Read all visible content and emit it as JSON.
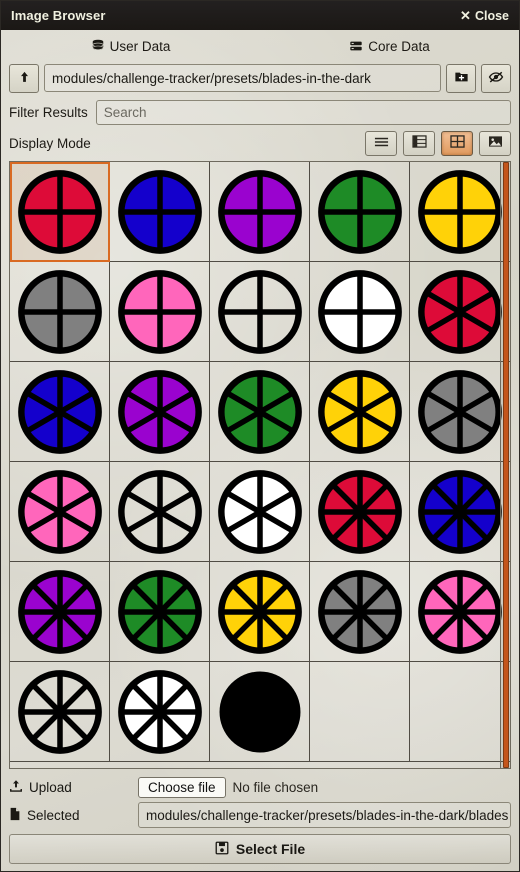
{
  "window": {
    "title": "Image Browser",
    "close_label": "Close",
    "close_icon": "close-x-icon"
  },
  "sources": [
    {
      "label": "User Data",
      "icon": "database-icon",
      "active": true
    },
    {
      "label": "Core Data",
      "icon": "server-icon",
      "active": false
    }
  ],
  "path_bar": {
    "parent_button_icon": "arrow-up-icon",
    "path_value": "modules/challenge-tracker/presets/blades-in-the-dark",
    "new_folder_icon": "folder-plus-icon",
    "toggle_hidden_icon": "eye-slash-icon"
  },
  "filter": {
    "label": "Filter Results",
    "value": "",
    "placeholder": "Search"
  },
  "display_mode": {
    "label": "Display Mode",
    "selected": "tiles",
    "modes": [
      {
        "id": "list",
        "icon": "list-icon",
        "active": false
      },
      {
        "id": "details",
        "icon": "table-icon",
        "active": false
      },
      {
        "id": "tiles",
        "icon": "grid-icon",
        "active": true
      },
      {
        "id": "images",
        "icon": "image-icon",
        "active": false
      }
    ]
  },
  "accent_color": "#d96a22",
  "scrollbar": {
    "thumb_color": "#c4551b",
    "position": "top"
  },
  "palette": {
    "crimson": "#dd0b38",
    "blue": "#1400cc",
    "purple": "#9a03cf",
    "green": "#1e8b26",
    "yellow": "#ffd208",
    "grey": "#808080",
    "pink": "#ff66bb",
    "white": "#ffffff",
    "transparent": "none",
    "black": "#000000",
    "stroke": "#000000"
  },
  "grid": {
    "columns": 5,
    "selected_index": 0,
    "items": [
      {
        "name": "clock-4-crimson",
        "segments": 4,
        "fill": "crimson",
        "selected": true
      },
      {
        "name": "clock-4-blue",
        "segments": 4,
        "fill": "blue",
        "selected": false
      },
      {
        "name": "clock-4-purple",
        "segments": 4,
        "fill": "purple",
        "selected": false
      },
      {
        "name": "clock-4-green",
        "segments": 4,
        "fill": "green",
        "selected": false
      },
      {
        "name": "clock-4-yellow",
        "segments": 4,
        "fill": "yellow",
        "selected": false
      },
      {
        "name": "clock-4-grey",
        "segments": 4,
        "fill": "grey",
        "selected": false
      },
      {
        "name": "clock-4-pink",
        "segments": 4,
        "fill": "pink",
        "selected": false
      },
      {
        "name": "clock-4-transparent",
        "segments": 4,
        "fill": "transparent",
        "selected": false
      },
      {
        "name": "clock-4-white",
        "segments": 4,
        "fill": "white",
        "selected": false
      },
      {
        "name": "clock-6-crimson",
        "segments": 6,
        "fill": "crimson",
        "selected": false
      },
      {
        "name": "clock-6-blue",
        "segments": 6,
        "fill": "blue",
        "selected": false
      },
      {
        "name": "clock-6-purple",
        "segments": 6,
        "fill": "purple",
        "selected": false
      },
      {
        "name": "clock-6-green",
        "segments": 6,
        "fill": "green",
        "selected": false
      },
      {
        "name": "clock-6-yellow",
        "segments": 6,
        "fill": "yellow",
        "selected": false
      },
      {
        "name": "clock-6-grey",
        "segments": 6,
        "fill": "grey",
        "selected": false
      },
      {
        "name": "clock-6-pink",
        "segments": 6,
        "fill": "pink",
        "selected": false
      },
      {
        "name": "clock-6-transparent",
        "segments": 6,
        "fill": "transparent",
        "selected": false
      },
      {
        "name": "clock-6-white",
        "segments": 6,
        "fill": "white",
        "selected": false
      },
      {
        "name": "clock-8-crimson",
        "segments": 8,
        "fill": "crimson",
        "selected": false
      },
      {
        "name": "clock-8-blue",
        "segments": 8,
        "fill": "blue",
        "selected": false
      },
      {
        "name": "clock-8-purple",
        "segments": 8,
        "fill": "purple",
        "selected": false
      },
      {
        "name": "clock-8-green",
        "segments": 8,
        "fill": "green",
        "selected": false
      },
      {
        "name": "clock-8-yellow",
        "segments": 8,
        "fill": "yellow",
        "selected": false
      },
      {
        "name": "clock-8-grey",
        "segments": 8,
        "fill": "grey",
        "selected": false
      },
      {
        "name": "clock-8-pink",
        "segments": 8,
        "fill": "pink",
        "selected": false
      },
      {
        "name": "clock-8-transparent",
        "segments": 8,
        "fill": "transparent",
        "selected": false
      },
      {
        "name": "clock-8-white",
        "segments": 8,
        "fill": "white",
        "selected": false
      },
      {
        "name": "clock-filled-black",
        "segments": 0,
        "fill": "black",
        "selected": false
      },
      {
        "name": "empty-cell",
        "segments": -1,
        "fill": "none",
        "selected": false
      },
      {
        "name": "empty-cell",
        "segments": -1,
        "fill": "none",
        "selected": false
      }
    ]
  },
  "footer": {
    "upload_label": "Upload",
    "upload_icon": "upload-icon",
    "choose_file_label": "Choose file",
    "no_file_label": "No file chosen",
    "selected_label": "Selected",
    "selected_icon": "file-icon",
    "selected_value": "modules/challenge-tracker/presets/blades-in-the-dark/blades",
    "select_file_label": "Select File",
    "select_file_icon": "save-icon"
  }
}
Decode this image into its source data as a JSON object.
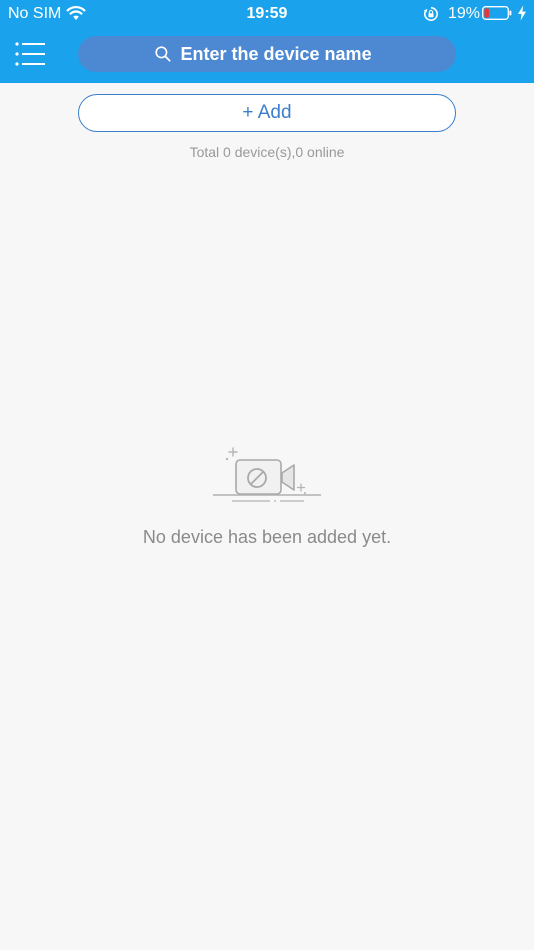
━━━━━━━━━━━━━━━━━━━━━━━━━━━━━━
> YOUR INSTRUCTIONS
Replicate the material above verbatim; images stay out of the copy.

> COMPLETE ANSWER
Read all visible content and emit it as JSON.
{
  "window": {
    "title": "Image Browser",
    "close_label": "Close",
    "close_icon": "close-x-icon"
  },
  "sources": [
    {
      "label": "User Data",
      "icon": "database-icon",
      "active": true
    },
    {
      "label": "Core Data",
      "icon": "server-icon",
      "active": false
    }
  ],
  "path_bar": {
    "parent_button_icon": "arrow-up-icon",
    "path_value": "modules/challenge-tracker/presets/blades-in-the-dark",
    "new_folder_icon": "folder-plus-icon",
    "toggle_hidden_icon": "eye-slash-icon"
  },
  "filter": {
    "label": "Filter Results",
    "value": "",
    "placeholder": "Search"
  },
  "display_mode": {
    "label": "Display Mode",
    "selected": "tiles",
    "modes": [
      {
        "id": "list",
        "icon": "list-icon",
        "active": false
      },
      {
        "id": "details",
        "icon": "table-icon",
        "active": false
      },
      {
        "id": "tiles",
        "icon": "grid-icon",
        "active": true
      },
      {
        "id": "images",
        "icon": "image-icon",
        "active": false
      }
    ]
  },
  "accent_color": "#d96a22",
  "scrollbar": {
    "thumb_color": "#c4551b",
    "position": "top"
  },
  "palette": {
    "crimson": "#dd0b38",
    "blue": "#1400cc",
    "purple": "#9a03cf",
    "green": "#1e8b26",
    "yellow": "#ffd208",
    "grey": "#808080",
    "pink": "#ff66bb",
    "white": "#ffffff",
    "transparent": "none",
    "black": "#000000",
    "stroke": "#000000"
  },
  "grid": {
    "columns": 5,
    "selected_index": 0,
    "items": [
      {
        "name": "clock-4-crimson",
        "segments": 4,
        "fill": "crimson",
        "selected": true
      },
      {
        "name": "clock-4-blue",
        "segments": 4,
        "fill": "blue",
        "selected": false
      },
      {
        "name": "clock-4-purple",
        "segments": 4,
        "fill": "purple",
        "selected": false
      },
      {
        "name": "clock-4-green",
        "segments": 4,
        "fill": "green",
        "selected": false
      },
      {
        "name": "clock-4-yellow",
        "segments": 4,
        "fill": "yellow",
        "selected": false
      },
      {
        "name": "clock-4-grey",
        "segments": 4,
        "fill": "grey",
        "selected": false
      },
      {
        "name": "clock-4-pink",
        "segments": 4,
        "fill": "pink",
        "selected": false
      },
      {
        "name": "clock-4-transparent",
        "segments": 4,
        "fill": "transparent",
        "selected": false
      },
      {
        "name": "clock-4-white",
        "segments": 4,
        "fill": "white",
        "selected": false
      },
      {
        "name": "clock-6-crimson",
        "segments": 6,
        "fill": "crimson",
        "selected": false
      },
      {
        "name": "clock-6-blue",
        "segments": 6,
        "fill": "blue",
        "selected": false
      },
      {
        "name": "clock-6-purple",
        "segments": 6,
        "fill": "purple",
        "selected": false
      },
      {
        "name": "clock-6-green",
        "segments": 6,
        "fill": "green",
        "selected": false
      },
      {
        "name": "clock-6-yellow",
        "segments": 6,
        "fill": "yellow",
        "selected": false
      },
      {
        "name": "clock-6-grey",
        "segments": 6,
        "fill": "grey",
        "selected": false
      },
      {
        "name": "clock-6-pink",
        "segments": 6,
        "fill": "pink",
        "selected": false
      },
      {
        "name": "clock-6-transparent",
        "segments": 6,
        "fill": "transparent",
        "selected": false
      },
      {
        "name": "clock-6-white",
        "segments": 6,
        "fill": "white",
        "selected": false
      },
      {
        "name": "clock-8-crimson",
        "segments": 8,
        "fill": "crimson",
        "selected": false
      },
      {
        "name": "clock-8-blue",
        "segments": 8,
        "fill": "blue",
        "selected": false
      },
      {
        "name": "clock-8-purple",
        "segments": 8,
        "fill": "purple",
        "selected": false
      },
      {
        "name": "clock-8-green",
        "segments": 8,
        "fill": "green",
        "selected": false
      },
      {
        "name": "clock-8-yellow",
        "segments": 8,
        "fill": "yellow",
        "selected": false
      },
      {
        "name": "clock-8-grey",
        "segments": 8,
        "fill": "grey",
        "selected": false
      },
      {
        "name": "clock-8-pink",
        "segments": 8,
        "fill": "pink",
        "selected": false
      },
      {
        "name": "clock-8-transparent",
        "segments": 8,
        "fill": "transparent",
        "selected": false
      },
      {
        "name": "clock-8-white",
        "segments": 8,
        "fill": "white",
        "selected": false
      },
      {
        "name": "clock-filled-black",
        "segments": 0,
        "fill": "black",
        "selected": false
      },
      {
        "name": "empty-cell",
        "segments": -1,
        "fill": "none",
        "selected": false
      },
      {
        "name": "empty-cell",
        "segments": -1,
        "fill": "none",
        "selected": false
      }
    ]
  },
  "footer": {
    "upload_label": "Upload",
    "upload_icon": "upload-icon",
    "choose_file_label": "Choose file",
    "no_file_label": "No file chosen",
    "selected_label": "Selected",
    "selected_icon": "file-icon",
    "selected_value": "modules/challenge-tracker/presets/blades-in-the-dark/blades",
    "select_file_label": "Select File",
    "select_file_icon": "save-icon"
  }
}
Decode this image into its source data as a JSON object.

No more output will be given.